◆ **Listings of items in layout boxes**
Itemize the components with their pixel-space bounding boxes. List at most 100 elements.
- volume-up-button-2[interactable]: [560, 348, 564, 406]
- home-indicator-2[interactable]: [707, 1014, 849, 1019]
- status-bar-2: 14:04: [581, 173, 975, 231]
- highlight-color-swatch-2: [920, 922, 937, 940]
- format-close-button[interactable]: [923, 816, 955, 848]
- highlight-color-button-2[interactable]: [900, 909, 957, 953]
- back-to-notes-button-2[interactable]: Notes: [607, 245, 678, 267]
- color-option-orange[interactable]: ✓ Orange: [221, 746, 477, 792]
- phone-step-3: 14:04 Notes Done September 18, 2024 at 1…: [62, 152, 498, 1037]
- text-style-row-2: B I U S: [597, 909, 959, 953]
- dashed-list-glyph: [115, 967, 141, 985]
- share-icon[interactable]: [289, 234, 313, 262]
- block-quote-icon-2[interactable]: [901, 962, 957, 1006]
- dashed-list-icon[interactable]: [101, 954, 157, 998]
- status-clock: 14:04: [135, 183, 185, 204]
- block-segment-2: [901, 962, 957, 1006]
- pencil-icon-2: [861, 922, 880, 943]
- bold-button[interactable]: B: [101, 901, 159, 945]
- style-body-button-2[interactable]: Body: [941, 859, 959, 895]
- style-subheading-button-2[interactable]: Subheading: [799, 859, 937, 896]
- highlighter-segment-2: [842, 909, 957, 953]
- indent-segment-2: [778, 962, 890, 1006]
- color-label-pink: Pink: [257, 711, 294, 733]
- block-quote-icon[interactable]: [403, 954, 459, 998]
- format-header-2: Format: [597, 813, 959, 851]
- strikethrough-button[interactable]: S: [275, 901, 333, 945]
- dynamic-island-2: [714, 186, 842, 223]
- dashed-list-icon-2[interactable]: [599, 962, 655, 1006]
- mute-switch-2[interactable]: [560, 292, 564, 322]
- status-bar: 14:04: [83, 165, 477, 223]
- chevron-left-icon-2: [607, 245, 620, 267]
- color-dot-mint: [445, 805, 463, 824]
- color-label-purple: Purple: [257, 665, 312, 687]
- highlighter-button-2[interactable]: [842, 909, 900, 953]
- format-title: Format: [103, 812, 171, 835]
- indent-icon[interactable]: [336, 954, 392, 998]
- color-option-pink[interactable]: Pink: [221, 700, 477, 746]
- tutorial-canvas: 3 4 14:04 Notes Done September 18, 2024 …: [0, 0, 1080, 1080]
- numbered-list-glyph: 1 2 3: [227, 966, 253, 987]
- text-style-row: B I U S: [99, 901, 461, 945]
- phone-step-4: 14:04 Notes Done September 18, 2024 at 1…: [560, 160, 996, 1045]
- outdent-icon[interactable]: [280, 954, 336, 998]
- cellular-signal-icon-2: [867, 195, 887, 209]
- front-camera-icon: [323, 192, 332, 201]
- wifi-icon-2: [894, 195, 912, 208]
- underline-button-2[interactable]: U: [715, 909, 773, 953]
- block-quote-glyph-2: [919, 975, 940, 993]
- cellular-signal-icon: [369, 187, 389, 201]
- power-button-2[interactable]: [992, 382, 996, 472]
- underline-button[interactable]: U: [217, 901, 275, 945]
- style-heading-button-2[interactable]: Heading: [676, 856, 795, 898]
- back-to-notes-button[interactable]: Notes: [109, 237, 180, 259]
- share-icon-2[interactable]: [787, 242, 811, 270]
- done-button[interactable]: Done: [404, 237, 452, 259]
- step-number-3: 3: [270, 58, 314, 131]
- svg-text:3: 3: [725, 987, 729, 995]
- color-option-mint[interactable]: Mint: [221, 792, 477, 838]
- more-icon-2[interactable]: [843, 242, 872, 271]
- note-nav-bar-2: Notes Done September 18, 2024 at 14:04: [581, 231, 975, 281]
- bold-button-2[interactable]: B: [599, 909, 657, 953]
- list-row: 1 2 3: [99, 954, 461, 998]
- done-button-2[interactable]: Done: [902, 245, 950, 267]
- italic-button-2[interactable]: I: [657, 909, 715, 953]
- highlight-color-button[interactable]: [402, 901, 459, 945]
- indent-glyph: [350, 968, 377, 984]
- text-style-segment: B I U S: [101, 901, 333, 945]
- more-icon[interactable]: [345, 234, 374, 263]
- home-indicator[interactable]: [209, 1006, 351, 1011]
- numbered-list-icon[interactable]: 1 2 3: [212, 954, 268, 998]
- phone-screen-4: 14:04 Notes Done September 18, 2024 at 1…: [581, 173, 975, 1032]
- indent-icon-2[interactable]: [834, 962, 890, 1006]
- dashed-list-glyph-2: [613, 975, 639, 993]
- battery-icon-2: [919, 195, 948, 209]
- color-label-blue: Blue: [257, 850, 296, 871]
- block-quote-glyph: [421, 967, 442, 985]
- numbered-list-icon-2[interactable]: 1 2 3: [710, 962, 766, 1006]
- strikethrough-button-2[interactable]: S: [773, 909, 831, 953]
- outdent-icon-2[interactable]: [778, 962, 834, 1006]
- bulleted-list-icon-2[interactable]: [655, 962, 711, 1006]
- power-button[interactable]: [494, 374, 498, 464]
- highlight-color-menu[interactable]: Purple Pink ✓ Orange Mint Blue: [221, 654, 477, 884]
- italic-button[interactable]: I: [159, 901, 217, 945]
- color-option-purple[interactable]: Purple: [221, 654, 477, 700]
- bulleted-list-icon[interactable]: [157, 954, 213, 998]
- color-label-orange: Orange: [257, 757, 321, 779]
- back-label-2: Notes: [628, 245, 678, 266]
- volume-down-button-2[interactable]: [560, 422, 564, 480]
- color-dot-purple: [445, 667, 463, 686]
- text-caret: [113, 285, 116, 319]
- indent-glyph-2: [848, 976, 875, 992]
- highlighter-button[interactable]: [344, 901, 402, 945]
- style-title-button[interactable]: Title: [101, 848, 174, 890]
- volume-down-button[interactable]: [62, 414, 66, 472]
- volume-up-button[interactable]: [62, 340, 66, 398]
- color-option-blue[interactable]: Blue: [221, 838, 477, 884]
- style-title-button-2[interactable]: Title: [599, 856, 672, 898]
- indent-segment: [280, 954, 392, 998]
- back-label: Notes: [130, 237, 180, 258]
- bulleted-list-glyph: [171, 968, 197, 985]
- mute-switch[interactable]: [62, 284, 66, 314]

◆ **Direction**
Please return each line of the records above, unchanged and in order.

◆ **Final answer**
Itemize the components with their pixel-space bounding boxes. List at most 100 elements.
- volume-up-button-2[interactable]: [560, 348, 564, 406]
- home-indicator-2[interactable]: [707, 1014, 849, 1019]
- status-bar-2: 14:04: [581, 173, 975, 231]
- highlight-color-swatch-2: [920, 922, 937, 940]
- format-close-button[interactable]: [923, 816, 955, 848]
- highlight-color-button-2[interactable]: [900, 909, 957, 953]
- back-to-notes-button-2[interactable]: Notes: [607, 245, 678, 267]
- color-option-orange[interactable]: ✓ Orange: [221, 746, 477, 792]
- phone-step-3: 14:04 Notes Done September 18, 2024 at 1…: [62, 152, 498, 1037]
- text-style-row-2: B I U S: [597, 909, 959, 953]
- dashed-list-glyph: [115, 967, 141, 985]
- share-icon[interactable]: [289, 234, 313, 262]
- block-quote-icon-2[interactable]: [901, 962, 957, 1006]
- dashed-list-icon[interactable]: [101, 954, 157, 998]
- status-clock: 14:04: [135, 183, 185, 204]
- block-segment-2: [901, 962, 957, 1006]
- pencil-icon-2: [861, 922, 880, 943]
- bold-button[interactable]: B: [101, 901, 159, 945]
- style-body-button-2[interactable]: Body: [941, 859, 959, 895]
- style-subheading-button-2[interactable]: Subheading: [799, 859, 937, 896]
- highlighter-segment-2: [842, 909, 957, 953]
- indent-segment-2: [778, 962, 890, 1006]
- color-label-pink: Pink: [257, 711, 294, 733]
- block-quote-icon[interactable]: [403, 954, 459, 998]
- format-header-2: Format: [597, 813, 959, 851]
- strikethrough-button[interactable]: S: [275, 901, 333, 945]
- dynamic-island-2: [714, 186, 842, 223]
- dashed-list-icon-2[interactable]: [599, 962, 655, 1006]
- mute-switch-2[interactable]: [560, 292, 564, 322]
- status-bar: 14:04: [83, 165, 477, 223]
- chevron-left-icon-2: [607, 245, 620, 267]
- color-dot-mint: [445, 805, 463, 824]
- color-label-purple: Purple: [257, 665, 312, 687]
- highlighter-button-2[interactable]: [842, 909, 900, 953]
- format-title: Format: [103, 812, 171, 835]
- indent-icon[interactable]: [336, 954, 392, 998]
- color-option-pink[interactable]: Pink: [221, 700, 477, 746]
- tutorial-canvas: 3 4 14:04 Notes Done September 18, 2024 …: [0, 0, 1080, 1080]
- numbered-list-glyph: 1 2 3: [227, 966, 253, 987]
- text-style-row: B I U S: [99, 901, 461, 945]
- phone-step-4: 14:04 Notes Done September 18, 2024 at 1…: [560, 160, 996, 1045]
- outdent-icon[interactable]: [280, 954, 336, 998]
- cellular-signal-icon-2: [867, 195, 887, 209]
- front-camera-icon: [323, 192, 332, 201]
- wifi-icon-2: [894, 195, 912, 208]
- underline-button-2[interactable]: U: [715, 909, 773, 953]
- block-quote-glyph-2: [919, 975, 940, 993]
- cellular-signal-icon: [369, 187, 389, 201]
- power-button-2[interactable]: [992, 382, 996, 472]
- underline-button[interactable]: U: [217, 901, 275, 945]
- style-heading-button-2[interactable]: Heading: [676, 856, 795, 898]
- back-to-notes-button[interactable]: Notes: [109, 237, 180, 259]
- share-icon-2[interactable]: [787, 242, 811, 270]
- done-button[interactable]: Done: [404, 237, 452, 259]
- step-number-3: 3: [270, 58, 314, 131]
- svg-text:3: 3: [725, 987, 729, 995]
- color-option-mint[interactable]: Mint: [221, 792, 477, 838]
- more-icon-2[interactable]: [843, 242, 872, 271]
- note-nav-bar-2: Notes Done September 18, 2024 at 14:04: [581, 231, 975, 281]
- bold-button-2[interactable]: B: [599, 909, 657, 953]
- list-row: 1 2 3: [99, 954, 461, 998]
- done-button-2[interactable]: Done: [902, 245, 950, 267]
- italic-button-2[interactable]: I: [657, 909, 715, 953]
- highlight-color-button[interactable]: [402, 901, 459, 945]
- indent-glyph: [350, 968, 377, 984]
- text-style-segment: B I U S: [101, 901, 333, 945]
- more-icon[interactable]: [345, 234, 374, 263]
- home-indicator[interactable]: [209, 1006, 351, 1011]
- numbered-list-icon[interactable]: 1 2 3: [212, 954, 268, 998]
- phone-screen-4: 14:04 Notes Done September 18, 2024 at 1…: [581, 173, 975, 1032]
- indent-icon-2[interactable]: [834, 962, 890, 1006]
- dashed-list-glyph-2: [613, 975, 639, 993]
- battery-icon-2: [919, 195, 948, 209]
- color-label-blue: Blue: [257, 850, 296, 871]
- block-quote-glyph: [421, 967, 442, 985]
- numbered-list-icon-2[interactable]: 1 2 3: [710, 962, 766, 1006]
- strikethrough-button-2[interactable]: S: [773, 909, 831, 953]
- outdent-icon-2[interactable]: [778, 962, 834, 1006]
- bulleted-list-icon-2[interactable]: [655, 962, 711, 1006]
- power-button[interactable]: [494, 374, 498, 464]
- highlight-color-menu[interactable]: Purple Pink ✓ Orange Mint Blue: [221, 654, 477, 884]
- italic-button[interactable]: I: [159, 901, 217, 945]
- color-option-purple[interactable]: Purple: [221, 654, 477, 700]
- bulleted-list-icon[interactable]: [157, 954, 213, 998]
- color-label-orange: Orange: [257, 757, 321, 779]
- back-label-2: Notes: [628, 245, 678, 266]
- volume-down-button-2[interactable]: [560, 422, 564, 480]
- color-dot-purple: [445, 667, 463, 686]
- text-caret: [113, 285, 116, 319]
- indent-glyph-2: [848, 976, 875, 992]
- highlighter-button[interactable]: [344, 901, 402, 945]
- style-title-button[interactable]: Title: [101, 848, 174, 890]
- volume-down-button[interactable]: [62, 414, 66, 472]
- volume-up-button[interactable]: [62, 340, 66, 398]
- color-option-blue[interactable]: Blue: [221, 838, 477, 884]
- style-title-button-2[interactable]: Title: [599, 856, 672, 898]
- indent-segment: [280, 954, 392, 998]
- back-label: Notes: [130, 237, 180, 258]
- bulleted-list-glyph: [171, 968, 197, 985]
- mute-switch[interactable]: [62, 284, 66, 314]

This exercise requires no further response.